Problem to work on
Report every line below that holds the word "JSON".

Data shown
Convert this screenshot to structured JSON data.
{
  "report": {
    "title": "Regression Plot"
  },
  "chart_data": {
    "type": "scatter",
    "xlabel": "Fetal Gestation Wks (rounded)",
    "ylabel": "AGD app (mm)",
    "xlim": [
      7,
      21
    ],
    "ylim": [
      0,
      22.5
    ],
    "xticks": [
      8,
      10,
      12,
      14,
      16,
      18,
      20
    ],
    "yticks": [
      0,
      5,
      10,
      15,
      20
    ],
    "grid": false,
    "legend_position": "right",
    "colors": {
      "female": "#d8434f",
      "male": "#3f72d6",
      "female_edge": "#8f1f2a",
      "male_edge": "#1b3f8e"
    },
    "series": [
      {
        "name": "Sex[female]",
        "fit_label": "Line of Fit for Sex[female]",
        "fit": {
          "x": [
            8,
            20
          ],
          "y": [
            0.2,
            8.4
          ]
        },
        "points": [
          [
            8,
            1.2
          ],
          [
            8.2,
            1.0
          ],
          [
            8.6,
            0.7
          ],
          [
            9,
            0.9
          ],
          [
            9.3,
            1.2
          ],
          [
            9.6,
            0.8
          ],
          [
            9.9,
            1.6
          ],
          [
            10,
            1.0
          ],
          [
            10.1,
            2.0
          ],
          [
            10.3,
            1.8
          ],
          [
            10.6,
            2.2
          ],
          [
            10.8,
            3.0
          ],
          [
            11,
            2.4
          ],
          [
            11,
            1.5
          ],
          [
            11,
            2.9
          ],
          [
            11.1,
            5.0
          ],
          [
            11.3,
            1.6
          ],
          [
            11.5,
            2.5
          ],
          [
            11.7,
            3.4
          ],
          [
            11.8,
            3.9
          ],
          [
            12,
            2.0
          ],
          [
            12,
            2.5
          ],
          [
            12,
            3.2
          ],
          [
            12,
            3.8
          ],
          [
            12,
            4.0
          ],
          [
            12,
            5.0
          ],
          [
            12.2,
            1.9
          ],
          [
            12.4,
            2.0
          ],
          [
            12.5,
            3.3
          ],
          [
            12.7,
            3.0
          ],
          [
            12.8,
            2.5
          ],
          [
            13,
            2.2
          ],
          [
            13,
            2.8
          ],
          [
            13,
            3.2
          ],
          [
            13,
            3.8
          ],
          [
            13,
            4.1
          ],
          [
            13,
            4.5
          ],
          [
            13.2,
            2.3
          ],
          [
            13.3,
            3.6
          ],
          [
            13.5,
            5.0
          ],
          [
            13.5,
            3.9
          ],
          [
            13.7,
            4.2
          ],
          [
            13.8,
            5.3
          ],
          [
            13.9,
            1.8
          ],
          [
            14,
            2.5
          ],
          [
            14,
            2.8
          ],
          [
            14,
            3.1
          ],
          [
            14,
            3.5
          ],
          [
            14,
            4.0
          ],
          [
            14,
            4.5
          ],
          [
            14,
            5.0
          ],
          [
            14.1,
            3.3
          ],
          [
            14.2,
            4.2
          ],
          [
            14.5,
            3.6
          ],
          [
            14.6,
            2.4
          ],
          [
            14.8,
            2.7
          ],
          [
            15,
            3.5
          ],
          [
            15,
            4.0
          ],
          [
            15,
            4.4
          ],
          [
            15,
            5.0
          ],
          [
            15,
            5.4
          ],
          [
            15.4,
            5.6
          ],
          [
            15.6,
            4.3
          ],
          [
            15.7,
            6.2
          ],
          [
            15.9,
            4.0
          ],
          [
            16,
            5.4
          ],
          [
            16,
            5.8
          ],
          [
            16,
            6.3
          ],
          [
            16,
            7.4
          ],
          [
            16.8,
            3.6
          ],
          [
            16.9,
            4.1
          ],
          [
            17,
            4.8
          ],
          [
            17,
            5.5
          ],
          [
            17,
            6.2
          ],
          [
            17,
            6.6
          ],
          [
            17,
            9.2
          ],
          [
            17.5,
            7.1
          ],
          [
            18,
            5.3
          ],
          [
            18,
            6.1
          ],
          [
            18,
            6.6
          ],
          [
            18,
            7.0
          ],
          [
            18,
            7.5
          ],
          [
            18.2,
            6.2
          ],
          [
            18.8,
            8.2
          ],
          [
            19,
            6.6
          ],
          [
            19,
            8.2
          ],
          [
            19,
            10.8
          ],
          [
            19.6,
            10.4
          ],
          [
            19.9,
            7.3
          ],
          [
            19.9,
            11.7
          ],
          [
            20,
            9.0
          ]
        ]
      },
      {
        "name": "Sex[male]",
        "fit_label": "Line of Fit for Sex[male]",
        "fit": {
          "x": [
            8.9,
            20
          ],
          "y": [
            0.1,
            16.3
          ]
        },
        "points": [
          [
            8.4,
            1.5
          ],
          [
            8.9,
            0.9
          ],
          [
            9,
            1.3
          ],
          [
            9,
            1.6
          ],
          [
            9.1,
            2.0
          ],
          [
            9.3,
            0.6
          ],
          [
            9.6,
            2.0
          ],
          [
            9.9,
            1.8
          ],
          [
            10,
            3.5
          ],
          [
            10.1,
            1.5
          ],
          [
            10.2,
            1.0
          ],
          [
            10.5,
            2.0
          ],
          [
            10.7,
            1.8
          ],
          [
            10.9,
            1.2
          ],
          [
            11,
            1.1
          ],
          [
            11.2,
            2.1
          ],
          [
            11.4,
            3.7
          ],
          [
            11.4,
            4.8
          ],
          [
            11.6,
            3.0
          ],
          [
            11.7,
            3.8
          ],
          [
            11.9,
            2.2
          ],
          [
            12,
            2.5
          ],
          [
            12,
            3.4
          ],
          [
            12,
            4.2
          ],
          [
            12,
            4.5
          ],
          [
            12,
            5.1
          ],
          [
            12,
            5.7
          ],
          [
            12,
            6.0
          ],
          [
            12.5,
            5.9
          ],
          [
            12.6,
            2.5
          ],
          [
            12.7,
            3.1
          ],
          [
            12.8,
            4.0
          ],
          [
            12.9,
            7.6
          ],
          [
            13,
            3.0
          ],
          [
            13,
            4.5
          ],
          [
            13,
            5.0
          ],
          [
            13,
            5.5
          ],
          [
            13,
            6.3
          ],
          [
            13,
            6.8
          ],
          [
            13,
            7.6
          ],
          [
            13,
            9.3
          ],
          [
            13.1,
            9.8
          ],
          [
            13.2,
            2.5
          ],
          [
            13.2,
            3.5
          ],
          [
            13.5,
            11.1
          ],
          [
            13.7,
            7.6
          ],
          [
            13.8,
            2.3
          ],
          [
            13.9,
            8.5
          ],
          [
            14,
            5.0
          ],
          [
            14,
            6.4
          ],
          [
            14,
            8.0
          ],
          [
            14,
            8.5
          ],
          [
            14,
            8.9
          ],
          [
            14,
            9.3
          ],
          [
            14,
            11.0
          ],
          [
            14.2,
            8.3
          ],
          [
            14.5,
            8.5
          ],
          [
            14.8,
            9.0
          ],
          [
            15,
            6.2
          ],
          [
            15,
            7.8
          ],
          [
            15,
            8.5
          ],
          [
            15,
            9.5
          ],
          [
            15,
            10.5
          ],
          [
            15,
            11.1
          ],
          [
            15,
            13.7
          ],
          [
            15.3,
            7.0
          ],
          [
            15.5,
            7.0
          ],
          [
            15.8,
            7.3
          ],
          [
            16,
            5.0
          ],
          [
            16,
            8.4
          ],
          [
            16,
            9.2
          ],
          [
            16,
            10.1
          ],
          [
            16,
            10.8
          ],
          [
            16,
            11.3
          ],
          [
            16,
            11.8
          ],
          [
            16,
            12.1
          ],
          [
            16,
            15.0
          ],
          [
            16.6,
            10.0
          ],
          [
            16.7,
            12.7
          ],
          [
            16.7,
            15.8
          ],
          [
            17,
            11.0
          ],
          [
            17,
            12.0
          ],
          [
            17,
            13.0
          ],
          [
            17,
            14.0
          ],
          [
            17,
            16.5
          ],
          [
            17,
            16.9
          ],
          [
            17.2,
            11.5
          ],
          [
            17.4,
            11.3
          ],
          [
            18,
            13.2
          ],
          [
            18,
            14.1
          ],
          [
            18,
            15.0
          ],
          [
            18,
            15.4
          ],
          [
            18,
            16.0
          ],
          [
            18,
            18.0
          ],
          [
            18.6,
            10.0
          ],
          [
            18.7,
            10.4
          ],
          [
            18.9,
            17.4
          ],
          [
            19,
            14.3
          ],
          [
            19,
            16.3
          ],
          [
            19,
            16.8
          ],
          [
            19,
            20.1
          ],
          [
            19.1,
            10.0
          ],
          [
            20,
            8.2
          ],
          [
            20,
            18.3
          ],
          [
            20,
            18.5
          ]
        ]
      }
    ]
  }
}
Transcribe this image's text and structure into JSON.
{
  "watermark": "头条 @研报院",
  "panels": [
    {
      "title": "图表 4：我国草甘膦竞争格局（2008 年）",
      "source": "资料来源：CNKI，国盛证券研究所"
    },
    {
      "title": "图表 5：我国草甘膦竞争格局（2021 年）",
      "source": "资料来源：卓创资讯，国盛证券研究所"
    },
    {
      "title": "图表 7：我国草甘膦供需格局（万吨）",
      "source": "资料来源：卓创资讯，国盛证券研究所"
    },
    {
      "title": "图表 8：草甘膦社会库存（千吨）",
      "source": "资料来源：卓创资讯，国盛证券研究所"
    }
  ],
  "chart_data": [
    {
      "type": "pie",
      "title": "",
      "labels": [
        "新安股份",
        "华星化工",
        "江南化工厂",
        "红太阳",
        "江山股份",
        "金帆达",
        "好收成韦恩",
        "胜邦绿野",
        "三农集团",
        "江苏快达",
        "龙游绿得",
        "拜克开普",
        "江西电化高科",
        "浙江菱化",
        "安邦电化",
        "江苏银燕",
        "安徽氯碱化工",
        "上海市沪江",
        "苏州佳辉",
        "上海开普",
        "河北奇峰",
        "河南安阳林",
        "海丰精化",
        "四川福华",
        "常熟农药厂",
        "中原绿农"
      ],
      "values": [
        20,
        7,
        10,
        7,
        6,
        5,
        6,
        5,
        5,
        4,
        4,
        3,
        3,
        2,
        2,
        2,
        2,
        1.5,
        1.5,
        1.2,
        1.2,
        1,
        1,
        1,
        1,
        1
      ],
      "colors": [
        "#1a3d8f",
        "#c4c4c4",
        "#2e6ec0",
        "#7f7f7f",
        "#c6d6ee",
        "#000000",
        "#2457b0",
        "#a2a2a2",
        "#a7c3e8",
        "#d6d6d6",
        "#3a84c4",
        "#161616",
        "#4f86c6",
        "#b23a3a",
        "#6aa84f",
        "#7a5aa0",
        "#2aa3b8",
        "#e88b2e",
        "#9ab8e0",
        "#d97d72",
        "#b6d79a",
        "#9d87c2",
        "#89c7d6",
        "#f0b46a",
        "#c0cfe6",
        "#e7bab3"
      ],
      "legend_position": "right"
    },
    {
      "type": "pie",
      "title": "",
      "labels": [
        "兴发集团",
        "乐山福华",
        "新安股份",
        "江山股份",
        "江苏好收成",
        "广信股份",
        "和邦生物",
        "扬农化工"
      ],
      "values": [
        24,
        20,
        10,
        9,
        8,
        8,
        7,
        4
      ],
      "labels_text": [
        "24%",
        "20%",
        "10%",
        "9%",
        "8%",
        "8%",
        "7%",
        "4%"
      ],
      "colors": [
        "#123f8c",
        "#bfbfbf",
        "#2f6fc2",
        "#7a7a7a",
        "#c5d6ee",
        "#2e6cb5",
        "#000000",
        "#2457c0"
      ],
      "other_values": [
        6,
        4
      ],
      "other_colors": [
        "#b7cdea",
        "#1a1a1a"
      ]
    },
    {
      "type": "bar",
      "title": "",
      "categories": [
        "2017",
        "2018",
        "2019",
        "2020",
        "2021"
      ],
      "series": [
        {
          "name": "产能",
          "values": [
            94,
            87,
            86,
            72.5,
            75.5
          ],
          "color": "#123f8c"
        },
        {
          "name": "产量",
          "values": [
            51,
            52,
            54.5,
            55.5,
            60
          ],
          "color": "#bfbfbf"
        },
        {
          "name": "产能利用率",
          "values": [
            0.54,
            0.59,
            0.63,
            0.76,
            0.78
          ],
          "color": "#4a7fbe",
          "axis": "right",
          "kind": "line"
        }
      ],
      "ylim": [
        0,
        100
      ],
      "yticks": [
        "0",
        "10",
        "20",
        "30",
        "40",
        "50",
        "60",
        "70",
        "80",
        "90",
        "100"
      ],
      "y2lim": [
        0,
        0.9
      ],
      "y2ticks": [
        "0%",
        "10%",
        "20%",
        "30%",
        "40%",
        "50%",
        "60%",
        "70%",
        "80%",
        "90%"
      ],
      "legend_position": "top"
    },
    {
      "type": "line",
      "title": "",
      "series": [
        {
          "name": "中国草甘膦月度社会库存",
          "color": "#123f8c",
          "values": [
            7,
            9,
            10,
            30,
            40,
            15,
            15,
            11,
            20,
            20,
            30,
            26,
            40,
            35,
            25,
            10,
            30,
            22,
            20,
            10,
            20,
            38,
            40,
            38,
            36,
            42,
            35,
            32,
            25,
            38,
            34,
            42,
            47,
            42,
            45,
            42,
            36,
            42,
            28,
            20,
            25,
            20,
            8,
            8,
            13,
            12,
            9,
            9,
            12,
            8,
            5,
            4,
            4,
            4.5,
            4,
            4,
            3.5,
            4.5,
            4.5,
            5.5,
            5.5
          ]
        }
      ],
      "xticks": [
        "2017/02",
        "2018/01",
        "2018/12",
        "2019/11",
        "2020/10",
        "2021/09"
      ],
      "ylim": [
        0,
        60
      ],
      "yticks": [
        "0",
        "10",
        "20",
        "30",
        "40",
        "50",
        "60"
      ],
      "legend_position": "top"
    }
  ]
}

Finished exercise
Convert this screenshot to structured JSON data.
Transcribe this image's text and structure into JSON.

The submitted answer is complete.